● **PROBLEM**: Reply with only the number of lines that contain the string "Eppendorferweg".

● **LISTED RECORDS**:
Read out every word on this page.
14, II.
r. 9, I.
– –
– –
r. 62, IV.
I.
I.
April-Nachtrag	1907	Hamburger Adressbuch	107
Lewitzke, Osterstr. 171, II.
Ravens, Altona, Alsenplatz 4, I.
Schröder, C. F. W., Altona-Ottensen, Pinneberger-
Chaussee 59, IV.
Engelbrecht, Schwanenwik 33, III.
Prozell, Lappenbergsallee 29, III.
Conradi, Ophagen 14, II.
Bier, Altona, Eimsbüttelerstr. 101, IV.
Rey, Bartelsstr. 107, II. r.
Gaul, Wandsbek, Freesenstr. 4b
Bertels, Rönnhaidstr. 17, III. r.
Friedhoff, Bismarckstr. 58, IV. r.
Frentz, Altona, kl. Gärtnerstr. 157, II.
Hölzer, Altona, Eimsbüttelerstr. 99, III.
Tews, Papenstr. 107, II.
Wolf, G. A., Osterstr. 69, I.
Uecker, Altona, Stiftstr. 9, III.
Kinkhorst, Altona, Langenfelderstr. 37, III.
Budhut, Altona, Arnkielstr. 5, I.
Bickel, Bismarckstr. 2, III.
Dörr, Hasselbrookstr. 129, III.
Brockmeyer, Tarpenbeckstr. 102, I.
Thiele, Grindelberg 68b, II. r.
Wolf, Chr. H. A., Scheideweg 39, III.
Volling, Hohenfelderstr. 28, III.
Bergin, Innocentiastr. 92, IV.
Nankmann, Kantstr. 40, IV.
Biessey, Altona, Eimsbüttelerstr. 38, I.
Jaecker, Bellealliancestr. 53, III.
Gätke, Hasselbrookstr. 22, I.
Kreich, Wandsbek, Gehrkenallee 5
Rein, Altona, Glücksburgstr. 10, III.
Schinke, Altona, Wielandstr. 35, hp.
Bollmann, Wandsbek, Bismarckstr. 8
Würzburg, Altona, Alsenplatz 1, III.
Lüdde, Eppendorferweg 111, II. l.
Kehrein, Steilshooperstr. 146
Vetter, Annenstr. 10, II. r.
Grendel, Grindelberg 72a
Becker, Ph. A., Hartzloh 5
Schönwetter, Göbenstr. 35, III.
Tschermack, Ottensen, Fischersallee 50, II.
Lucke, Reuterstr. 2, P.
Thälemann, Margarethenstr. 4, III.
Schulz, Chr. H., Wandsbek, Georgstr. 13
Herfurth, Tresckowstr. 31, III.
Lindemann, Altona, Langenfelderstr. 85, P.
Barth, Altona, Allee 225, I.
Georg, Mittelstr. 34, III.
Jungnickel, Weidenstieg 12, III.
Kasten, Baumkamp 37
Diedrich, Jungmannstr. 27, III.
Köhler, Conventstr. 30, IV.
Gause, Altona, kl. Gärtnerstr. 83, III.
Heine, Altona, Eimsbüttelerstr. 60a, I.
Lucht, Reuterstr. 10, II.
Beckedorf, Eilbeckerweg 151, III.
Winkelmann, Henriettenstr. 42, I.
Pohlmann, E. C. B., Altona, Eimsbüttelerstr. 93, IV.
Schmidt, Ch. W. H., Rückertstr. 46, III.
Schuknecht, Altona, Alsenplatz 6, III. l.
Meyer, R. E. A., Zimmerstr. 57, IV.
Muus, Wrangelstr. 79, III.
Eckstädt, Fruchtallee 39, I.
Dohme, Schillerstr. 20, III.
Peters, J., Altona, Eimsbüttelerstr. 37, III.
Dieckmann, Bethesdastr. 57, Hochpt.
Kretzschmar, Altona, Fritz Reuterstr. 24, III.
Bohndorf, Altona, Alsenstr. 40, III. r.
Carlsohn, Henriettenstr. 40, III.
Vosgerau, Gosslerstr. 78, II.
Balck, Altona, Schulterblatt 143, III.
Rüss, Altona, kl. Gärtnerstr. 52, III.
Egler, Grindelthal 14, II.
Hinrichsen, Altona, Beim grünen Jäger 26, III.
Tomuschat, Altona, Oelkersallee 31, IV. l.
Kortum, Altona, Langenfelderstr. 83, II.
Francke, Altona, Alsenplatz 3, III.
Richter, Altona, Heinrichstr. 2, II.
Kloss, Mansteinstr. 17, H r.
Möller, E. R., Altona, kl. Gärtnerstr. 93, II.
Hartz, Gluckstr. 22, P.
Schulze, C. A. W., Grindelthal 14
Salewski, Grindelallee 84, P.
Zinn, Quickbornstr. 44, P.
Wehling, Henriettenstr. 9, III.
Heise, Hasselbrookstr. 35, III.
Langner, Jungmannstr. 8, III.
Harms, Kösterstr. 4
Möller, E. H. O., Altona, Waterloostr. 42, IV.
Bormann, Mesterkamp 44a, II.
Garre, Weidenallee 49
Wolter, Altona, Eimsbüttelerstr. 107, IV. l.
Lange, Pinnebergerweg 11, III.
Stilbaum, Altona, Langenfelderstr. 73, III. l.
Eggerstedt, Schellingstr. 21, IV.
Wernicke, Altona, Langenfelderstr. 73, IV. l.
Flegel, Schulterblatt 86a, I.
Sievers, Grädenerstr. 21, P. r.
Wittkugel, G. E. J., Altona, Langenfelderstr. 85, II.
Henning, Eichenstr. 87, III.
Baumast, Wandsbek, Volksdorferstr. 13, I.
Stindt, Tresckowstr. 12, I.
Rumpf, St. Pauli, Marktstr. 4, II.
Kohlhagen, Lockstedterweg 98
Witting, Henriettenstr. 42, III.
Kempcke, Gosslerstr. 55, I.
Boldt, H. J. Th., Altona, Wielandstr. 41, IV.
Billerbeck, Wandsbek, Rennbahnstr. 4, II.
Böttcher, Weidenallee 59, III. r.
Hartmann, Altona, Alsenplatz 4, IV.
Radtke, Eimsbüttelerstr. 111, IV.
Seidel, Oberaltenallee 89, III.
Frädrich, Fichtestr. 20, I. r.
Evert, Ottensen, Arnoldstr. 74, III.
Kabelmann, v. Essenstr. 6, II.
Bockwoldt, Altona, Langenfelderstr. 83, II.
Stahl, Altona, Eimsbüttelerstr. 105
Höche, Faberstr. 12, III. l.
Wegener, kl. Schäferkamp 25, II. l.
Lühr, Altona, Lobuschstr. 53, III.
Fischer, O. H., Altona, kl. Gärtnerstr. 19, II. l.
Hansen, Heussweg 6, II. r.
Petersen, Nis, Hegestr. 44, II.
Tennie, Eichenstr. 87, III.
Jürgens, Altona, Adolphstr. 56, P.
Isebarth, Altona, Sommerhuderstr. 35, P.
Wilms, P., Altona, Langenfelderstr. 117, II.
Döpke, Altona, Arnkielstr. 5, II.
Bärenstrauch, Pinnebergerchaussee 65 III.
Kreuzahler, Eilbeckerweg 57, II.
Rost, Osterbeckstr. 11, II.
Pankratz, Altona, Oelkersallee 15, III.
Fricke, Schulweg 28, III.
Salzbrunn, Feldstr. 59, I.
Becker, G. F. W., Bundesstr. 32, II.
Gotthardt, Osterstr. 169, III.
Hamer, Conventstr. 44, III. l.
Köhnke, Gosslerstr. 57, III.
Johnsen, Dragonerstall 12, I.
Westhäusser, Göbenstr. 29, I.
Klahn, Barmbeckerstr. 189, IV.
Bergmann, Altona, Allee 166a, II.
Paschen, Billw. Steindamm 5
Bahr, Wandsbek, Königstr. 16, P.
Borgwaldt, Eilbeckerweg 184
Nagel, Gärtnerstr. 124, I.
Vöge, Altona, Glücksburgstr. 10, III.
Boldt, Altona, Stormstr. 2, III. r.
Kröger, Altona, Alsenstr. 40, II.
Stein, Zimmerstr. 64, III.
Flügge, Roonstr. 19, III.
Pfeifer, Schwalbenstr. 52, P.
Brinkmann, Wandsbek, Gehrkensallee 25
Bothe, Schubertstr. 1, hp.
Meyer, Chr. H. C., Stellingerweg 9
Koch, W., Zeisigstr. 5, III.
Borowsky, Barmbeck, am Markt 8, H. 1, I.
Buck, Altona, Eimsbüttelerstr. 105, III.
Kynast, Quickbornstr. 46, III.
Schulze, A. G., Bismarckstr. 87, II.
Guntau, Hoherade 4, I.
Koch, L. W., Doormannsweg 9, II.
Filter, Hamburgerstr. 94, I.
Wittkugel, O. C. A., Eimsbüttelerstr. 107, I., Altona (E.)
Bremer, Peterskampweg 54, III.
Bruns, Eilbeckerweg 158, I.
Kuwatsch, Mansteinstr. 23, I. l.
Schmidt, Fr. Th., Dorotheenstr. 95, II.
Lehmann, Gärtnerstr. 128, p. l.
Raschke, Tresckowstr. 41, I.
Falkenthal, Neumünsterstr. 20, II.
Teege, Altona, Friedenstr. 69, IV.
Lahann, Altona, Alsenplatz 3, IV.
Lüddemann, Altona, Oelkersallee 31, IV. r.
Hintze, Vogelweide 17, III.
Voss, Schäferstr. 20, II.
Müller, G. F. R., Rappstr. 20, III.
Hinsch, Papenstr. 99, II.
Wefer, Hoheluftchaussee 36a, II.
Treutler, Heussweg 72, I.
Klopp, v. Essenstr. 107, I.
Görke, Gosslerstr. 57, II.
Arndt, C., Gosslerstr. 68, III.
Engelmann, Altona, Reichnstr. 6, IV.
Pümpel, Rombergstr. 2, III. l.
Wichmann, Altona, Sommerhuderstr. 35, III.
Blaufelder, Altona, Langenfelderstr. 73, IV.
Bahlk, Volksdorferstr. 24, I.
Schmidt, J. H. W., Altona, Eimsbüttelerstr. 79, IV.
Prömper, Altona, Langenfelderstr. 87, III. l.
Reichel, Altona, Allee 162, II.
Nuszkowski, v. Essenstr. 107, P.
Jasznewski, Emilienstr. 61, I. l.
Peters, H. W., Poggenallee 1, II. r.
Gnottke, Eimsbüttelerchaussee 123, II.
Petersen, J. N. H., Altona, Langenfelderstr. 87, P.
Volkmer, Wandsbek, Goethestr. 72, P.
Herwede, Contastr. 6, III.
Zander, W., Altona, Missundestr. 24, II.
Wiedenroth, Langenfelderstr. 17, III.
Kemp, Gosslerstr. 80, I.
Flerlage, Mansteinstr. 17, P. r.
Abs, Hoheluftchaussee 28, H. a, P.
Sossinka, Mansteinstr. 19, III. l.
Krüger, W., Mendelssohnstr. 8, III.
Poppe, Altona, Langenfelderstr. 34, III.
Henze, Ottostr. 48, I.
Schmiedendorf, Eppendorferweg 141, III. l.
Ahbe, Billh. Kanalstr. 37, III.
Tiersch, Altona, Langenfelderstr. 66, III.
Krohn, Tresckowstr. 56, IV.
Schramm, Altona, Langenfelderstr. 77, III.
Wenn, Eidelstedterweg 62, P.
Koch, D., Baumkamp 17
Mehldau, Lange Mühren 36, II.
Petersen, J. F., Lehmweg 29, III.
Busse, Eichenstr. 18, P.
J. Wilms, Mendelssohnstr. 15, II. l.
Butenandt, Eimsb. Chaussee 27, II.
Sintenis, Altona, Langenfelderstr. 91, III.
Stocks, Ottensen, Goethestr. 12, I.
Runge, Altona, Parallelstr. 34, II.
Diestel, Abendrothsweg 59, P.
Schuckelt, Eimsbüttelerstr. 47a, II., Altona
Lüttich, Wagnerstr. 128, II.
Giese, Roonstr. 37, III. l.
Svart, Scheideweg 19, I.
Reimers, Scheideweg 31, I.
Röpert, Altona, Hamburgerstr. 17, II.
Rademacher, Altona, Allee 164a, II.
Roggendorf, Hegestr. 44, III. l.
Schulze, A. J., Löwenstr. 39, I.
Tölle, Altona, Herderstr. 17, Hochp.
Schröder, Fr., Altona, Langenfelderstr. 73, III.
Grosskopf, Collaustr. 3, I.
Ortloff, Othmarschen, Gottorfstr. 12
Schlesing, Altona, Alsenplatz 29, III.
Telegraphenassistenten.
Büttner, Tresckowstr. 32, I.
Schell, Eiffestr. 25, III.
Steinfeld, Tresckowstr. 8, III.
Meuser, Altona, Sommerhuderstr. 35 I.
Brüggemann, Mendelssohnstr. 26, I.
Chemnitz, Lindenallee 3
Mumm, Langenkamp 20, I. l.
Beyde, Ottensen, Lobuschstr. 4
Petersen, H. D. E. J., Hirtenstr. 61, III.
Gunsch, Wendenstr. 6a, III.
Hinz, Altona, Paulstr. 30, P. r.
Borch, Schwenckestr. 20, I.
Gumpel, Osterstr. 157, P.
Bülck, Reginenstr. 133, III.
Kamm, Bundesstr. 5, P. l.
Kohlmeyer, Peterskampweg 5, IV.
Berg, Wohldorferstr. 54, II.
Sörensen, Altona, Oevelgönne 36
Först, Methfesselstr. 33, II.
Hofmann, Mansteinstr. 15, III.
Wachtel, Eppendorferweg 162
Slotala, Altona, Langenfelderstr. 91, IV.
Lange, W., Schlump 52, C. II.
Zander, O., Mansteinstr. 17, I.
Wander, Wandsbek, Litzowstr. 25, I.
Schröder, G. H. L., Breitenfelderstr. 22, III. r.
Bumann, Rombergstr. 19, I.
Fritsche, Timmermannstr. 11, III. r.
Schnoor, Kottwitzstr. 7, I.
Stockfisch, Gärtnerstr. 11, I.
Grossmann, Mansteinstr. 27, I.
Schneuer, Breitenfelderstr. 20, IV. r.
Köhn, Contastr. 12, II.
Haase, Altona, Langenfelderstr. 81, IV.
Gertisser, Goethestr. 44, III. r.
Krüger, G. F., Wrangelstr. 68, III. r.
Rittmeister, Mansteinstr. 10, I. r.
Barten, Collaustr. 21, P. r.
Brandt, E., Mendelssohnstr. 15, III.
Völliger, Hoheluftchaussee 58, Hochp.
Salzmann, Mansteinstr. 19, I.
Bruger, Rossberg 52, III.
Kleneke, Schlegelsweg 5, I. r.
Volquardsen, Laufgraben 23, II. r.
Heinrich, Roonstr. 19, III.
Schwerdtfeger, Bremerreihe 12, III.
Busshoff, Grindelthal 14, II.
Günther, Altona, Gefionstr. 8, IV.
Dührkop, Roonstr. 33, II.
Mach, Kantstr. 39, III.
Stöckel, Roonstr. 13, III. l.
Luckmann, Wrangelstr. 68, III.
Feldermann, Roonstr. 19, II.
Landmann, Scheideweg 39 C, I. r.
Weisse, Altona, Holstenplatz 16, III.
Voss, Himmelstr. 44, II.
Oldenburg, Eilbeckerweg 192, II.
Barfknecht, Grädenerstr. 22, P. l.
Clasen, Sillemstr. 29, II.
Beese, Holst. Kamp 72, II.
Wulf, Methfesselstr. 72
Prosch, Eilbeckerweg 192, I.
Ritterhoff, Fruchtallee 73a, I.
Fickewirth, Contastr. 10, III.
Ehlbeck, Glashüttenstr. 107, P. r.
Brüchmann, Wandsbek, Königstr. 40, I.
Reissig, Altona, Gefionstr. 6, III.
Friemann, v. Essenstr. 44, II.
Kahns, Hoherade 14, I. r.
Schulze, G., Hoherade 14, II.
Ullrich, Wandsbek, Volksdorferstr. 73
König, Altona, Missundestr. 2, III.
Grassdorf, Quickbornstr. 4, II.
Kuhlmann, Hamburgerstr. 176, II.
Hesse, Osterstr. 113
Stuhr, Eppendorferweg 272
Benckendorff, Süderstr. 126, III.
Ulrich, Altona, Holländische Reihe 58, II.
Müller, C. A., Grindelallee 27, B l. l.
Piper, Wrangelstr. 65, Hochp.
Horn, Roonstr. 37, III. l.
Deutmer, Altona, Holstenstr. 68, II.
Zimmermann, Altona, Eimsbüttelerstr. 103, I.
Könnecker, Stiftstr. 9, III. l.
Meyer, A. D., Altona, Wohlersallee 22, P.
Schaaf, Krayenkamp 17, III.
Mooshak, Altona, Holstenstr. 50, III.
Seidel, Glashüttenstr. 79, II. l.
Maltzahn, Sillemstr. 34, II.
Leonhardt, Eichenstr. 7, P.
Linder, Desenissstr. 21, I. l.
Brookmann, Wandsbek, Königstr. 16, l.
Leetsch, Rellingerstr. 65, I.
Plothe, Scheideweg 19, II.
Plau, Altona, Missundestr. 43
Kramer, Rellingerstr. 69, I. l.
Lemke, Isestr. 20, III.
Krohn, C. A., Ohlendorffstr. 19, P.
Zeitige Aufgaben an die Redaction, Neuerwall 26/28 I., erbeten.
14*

● **OUTPUT BELOW**: 4